What the task asks => Every line with the string "page" should be gathered.

Task data =>
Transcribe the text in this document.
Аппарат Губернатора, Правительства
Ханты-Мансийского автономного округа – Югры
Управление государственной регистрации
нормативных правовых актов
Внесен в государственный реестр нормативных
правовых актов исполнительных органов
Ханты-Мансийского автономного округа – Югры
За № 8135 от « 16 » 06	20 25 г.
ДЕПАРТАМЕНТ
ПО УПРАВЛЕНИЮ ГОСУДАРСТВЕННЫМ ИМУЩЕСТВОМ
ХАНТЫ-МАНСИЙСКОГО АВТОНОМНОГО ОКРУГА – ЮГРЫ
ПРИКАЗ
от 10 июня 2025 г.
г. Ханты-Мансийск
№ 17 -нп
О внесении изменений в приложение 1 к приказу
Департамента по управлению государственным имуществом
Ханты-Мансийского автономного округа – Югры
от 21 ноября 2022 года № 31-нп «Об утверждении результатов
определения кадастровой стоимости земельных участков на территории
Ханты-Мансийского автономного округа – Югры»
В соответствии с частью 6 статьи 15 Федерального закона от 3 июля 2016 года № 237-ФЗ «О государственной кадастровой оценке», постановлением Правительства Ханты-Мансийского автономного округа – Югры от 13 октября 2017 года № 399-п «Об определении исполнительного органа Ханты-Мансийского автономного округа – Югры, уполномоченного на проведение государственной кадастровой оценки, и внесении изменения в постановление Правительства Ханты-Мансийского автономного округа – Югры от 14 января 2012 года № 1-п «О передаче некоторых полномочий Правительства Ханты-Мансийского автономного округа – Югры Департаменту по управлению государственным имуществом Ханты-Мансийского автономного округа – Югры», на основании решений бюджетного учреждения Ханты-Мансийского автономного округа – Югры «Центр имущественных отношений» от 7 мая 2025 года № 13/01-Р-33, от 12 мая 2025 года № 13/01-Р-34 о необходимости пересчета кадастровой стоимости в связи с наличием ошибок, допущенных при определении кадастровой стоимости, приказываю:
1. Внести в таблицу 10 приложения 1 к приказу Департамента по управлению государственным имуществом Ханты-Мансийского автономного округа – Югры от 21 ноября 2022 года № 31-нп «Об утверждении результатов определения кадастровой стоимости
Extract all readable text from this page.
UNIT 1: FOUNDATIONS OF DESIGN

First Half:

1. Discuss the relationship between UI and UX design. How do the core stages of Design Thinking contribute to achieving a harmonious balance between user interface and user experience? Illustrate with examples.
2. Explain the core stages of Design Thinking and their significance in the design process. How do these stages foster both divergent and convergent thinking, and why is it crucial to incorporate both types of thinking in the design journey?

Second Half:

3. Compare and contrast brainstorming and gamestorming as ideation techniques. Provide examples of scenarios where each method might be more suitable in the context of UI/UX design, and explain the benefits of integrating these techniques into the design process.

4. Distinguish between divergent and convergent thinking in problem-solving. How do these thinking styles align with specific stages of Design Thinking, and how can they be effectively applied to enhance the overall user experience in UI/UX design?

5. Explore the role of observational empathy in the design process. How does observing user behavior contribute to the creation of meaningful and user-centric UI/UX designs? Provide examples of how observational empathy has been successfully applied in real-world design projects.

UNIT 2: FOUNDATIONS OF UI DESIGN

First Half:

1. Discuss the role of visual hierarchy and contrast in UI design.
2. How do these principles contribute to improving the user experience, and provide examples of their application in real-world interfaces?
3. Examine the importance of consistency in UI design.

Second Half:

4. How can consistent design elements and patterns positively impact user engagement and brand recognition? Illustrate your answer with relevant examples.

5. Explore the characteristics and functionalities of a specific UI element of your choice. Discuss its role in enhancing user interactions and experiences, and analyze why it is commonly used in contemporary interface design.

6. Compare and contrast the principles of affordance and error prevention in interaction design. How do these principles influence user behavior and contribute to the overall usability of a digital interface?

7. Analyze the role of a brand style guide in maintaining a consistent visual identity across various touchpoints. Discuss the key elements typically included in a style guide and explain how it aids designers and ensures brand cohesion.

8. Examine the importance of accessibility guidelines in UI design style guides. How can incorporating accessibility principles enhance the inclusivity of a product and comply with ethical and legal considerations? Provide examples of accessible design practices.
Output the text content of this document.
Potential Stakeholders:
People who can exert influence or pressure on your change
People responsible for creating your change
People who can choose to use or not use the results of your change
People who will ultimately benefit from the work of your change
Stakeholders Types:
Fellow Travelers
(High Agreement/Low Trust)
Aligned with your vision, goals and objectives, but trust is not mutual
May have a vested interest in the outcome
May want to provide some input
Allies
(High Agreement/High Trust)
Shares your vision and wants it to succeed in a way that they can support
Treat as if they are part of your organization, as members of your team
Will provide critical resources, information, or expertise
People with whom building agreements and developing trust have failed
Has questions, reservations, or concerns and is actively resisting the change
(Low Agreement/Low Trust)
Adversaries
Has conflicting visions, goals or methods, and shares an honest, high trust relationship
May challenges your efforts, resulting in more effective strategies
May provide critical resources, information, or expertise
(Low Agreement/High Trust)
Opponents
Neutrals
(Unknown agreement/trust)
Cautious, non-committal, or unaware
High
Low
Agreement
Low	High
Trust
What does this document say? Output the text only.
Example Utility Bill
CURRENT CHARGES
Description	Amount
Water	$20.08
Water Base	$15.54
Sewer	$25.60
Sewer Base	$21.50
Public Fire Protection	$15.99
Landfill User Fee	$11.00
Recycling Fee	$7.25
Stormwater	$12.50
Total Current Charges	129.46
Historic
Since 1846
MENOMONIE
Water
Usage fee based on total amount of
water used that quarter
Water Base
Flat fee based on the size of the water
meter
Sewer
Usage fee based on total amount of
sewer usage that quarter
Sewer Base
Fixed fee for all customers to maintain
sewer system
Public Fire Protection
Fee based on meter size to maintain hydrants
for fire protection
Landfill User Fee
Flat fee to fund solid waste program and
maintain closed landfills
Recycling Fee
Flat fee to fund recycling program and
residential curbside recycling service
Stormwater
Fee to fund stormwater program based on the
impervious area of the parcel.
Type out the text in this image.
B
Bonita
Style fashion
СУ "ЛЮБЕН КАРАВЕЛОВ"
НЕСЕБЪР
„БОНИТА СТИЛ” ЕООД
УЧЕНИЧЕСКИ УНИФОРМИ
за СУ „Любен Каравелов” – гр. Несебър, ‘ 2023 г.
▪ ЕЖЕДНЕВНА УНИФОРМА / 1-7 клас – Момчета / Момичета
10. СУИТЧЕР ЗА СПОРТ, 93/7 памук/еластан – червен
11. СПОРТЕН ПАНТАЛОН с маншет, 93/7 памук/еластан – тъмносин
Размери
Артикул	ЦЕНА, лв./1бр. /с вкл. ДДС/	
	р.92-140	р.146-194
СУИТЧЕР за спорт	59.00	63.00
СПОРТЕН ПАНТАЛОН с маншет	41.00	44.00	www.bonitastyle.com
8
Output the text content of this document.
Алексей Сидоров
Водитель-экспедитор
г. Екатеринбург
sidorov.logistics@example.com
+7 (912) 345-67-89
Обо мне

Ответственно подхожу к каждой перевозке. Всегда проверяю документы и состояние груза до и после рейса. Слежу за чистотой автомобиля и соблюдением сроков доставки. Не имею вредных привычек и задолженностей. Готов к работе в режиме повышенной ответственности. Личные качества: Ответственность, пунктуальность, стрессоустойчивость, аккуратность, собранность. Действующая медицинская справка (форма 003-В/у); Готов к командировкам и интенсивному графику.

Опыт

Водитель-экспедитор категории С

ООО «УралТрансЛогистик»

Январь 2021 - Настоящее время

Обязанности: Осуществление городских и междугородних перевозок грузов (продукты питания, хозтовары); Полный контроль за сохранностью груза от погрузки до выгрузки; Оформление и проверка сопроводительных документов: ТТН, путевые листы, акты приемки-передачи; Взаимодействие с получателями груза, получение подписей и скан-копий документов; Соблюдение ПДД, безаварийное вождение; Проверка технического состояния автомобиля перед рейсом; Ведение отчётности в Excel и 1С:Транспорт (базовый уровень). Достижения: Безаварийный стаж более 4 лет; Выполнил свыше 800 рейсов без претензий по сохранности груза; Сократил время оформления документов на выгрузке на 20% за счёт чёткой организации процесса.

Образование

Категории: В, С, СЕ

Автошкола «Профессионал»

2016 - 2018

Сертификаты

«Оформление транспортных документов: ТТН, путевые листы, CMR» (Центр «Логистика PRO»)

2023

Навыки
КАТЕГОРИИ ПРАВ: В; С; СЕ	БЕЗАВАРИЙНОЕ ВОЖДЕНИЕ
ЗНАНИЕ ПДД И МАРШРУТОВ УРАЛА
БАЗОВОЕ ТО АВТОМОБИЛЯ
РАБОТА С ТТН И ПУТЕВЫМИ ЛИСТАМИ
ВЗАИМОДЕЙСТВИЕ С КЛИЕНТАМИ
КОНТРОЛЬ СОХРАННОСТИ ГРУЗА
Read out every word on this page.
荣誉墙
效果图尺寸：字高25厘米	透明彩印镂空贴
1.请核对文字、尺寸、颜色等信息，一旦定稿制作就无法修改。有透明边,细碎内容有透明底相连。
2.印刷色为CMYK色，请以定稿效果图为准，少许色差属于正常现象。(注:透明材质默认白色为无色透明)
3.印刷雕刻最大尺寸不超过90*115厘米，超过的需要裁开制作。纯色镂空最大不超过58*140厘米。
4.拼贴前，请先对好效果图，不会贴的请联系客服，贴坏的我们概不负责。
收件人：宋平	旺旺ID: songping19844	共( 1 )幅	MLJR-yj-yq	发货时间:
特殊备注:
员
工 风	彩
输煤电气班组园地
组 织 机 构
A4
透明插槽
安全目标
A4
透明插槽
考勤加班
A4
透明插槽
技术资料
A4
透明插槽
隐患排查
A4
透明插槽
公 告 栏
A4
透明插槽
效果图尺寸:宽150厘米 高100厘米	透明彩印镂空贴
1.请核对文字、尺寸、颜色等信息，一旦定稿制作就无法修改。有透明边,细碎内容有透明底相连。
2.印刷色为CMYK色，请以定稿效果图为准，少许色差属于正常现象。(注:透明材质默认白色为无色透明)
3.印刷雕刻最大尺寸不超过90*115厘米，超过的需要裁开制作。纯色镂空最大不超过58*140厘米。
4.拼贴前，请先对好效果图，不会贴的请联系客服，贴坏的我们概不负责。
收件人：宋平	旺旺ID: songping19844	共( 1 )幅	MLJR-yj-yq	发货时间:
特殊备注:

Task result =>
Extract all readable text from this page.
Read out every word on this page.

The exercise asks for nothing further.